### Work to be completed
Repeat all of the material exactly as given.

-- Start --

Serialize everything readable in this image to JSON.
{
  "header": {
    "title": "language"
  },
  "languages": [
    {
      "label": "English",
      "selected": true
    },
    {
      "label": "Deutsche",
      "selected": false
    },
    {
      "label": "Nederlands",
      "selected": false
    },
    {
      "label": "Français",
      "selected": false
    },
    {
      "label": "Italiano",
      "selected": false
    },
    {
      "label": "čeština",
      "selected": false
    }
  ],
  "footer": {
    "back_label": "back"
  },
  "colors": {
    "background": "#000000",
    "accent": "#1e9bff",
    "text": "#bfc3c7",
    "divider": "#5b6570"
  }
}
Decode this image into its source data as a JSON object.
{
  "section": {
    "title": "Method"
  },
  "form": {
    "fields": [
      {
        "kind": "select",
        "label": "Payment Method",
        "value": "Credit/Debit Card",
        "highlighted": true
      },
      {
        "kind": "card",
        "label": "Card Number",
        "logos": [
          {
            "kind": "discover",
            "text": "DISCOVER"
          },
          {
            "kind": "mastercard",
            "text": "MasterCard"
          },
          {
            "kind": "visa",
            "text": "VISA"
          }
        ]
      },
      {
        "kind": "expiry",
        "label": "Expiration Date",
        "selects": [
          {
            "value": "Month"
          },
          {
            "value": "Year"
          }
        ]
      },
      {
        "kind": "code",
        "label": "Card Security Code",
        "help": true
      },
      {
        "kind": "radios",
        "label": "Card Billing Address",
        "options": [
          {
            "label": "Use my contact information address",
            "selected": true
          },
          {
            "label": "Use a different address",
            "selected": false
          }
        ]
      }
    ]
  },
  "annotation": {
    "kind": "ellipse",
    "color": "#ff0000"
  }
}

-- End --

### Output of the task
Serialize everything readable in this image to JSON.
{
  "header": {
    "title": "language"
  },
  "languages": [
    {
      "label": "English",
      "selected": true
    },
    {
      "label": "Deutsche",
      "selected": false
    },
    {
      "label": "Nederlands",
      "selected": false
    },
    {
      "label": "Français",
      "selected": false
    },
    {
      "label": "Italiano",
      "selected": false
    },
    {
      "label": "čeština",
      "selected": false
    }
  ],
  "footer": {
    "back_label": "back"
  },
  "colors": {
    "background": "#000000",
    "accent": "#1e9bff",
    "text": "#bfc3c7",
    "divider": "#5b6570"
  }
}
Decode this image into its source data as a JSON object.
{
  "section": {
    "title": "Method"
  },
  "form": {
    "fields": [
      {
        "kind": "select",
        "label": "Payment Method",
        "value": "Credit/Debit Card",
        "highlighted": true
      },
      {
        "kind": "card",
        "label": "Card Number",
        "logos": [
          {
            "kind": "discover",
            "text": "DISCOVER"
          },
          {
            "kind": "mastercard",
            "text": "MasterCard"
          },
          {
            "kind": "visa",
            "text": "VISA"
          }
        ]
      },
      {
        "kind": "expiry",
        "label": "Expiration Date",
        "selects": [
          {
            "value": "Month"
          },
          {
            "value": "Year"
          }
        ]
      },
      {
        "kind": "code",
        "label": "Card Security Code",
        "help": true
      },
      {
        "kind": "radios",
        "label": "Card Billing Address",
        "options": [
          {
            "label": "Use my contact information address",
            "selected": true
          },
          {
            "label": "Use a different address",
            "selected": false
          }
        ]
      }
    ]
  },
  "annotation": {
    "kind": "ellipse",
    "color": "#ff0000"
  }
}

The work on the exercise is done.